▶ Stated problem
Below are the records; copy each line in them that holds the word "check".

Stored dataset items
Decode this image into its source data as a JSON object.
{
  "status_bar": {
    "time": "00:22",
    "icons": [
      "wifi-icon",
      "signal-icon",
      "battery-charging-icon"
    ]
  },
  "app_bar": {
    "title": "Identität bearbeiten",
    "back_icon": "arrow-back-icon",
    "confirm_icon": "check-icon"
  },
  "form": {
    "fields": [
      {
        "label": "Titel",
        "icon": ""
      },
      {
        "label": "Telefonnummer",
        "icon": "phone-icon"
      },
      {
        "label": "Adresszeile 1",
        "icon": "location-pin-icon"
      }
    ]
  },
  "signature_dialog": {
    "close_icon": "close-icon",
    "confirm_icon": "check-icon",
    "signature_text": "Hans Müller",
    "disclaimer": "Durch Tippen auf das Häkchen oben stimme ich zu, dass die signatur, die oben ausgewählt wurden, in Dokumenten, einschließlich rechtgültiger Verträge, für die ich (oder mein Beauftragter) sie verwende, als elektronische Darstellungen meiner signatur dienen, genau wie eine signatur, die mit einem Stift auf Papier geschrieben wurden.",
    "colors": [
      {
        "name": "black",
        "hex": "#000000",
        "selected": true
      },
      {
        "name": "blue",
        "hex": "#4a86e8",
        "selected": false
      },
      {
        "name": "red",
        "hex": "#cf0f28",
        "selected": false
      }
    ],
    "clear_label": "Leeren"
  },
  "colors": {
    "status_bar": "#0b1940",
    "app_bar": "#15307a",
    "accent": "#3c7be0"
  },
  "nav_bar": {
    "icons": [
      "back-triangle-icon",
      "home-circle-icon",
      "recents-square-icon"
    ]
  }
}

--

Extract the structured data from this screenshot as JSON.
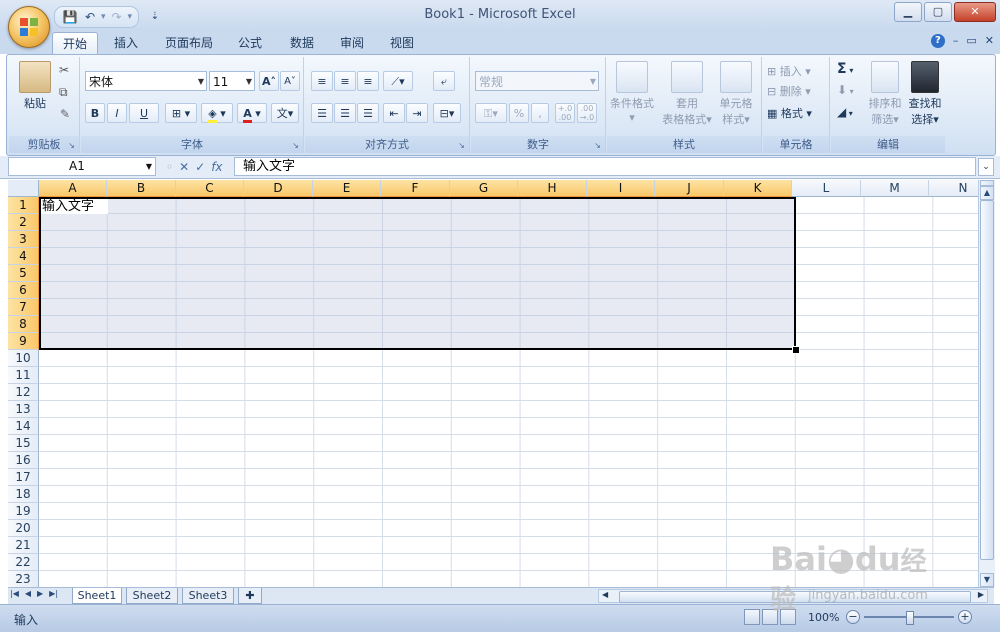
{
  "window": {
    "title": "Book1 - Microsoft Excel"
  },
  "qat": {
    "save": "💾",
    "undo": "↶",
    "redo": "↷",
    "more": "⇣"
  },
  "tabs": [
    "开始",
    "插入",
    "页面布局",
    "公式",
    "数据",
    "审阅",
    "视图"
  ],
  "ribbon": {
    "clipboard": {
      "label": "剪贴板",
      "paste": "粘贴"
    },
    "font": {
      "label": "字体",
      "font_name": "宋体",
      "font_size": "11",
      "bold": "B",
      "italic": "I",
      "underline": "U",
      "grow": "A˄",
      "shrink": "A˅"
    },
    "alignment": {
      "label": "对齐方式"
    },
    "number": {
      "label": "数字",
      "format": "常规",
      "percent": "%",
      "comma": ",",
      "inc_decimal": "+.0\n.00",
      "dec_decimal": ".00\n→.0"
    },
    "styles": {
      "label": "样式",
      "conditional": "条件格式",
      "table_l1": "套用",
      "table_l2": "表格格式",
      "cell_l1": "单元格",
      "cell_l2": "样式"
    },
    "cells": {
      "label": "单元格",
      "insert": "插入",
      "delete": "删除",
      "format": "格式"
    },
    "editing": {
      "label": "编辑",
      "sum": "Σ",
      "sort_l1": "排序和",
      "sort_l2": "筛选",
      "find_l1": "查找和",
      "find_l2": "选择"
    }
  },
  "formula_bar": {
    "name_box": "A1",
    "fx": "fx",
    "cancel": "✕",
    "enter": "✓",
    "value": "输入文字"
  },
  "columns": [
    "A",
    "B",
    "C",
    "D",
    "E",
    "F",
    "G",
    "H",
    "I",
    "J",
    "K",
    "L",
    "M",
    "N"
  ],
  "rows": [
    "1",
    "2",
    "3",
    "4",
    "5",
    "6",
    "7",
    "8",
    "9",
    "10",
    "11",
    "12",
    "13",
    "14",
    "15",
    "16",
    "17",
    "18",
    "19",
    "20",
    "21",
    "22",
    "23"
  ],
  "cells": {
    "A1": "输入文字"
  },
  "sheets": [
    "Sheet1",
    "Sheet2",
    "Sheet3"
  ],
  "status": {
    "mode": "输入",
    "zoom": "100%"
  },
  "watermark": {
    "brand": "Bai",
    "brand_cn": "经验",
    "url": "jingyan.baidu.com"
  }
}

▶ Solution to the exercise
    "confirm_icon": "check-icon"
    "confirm_icon": "check-icon",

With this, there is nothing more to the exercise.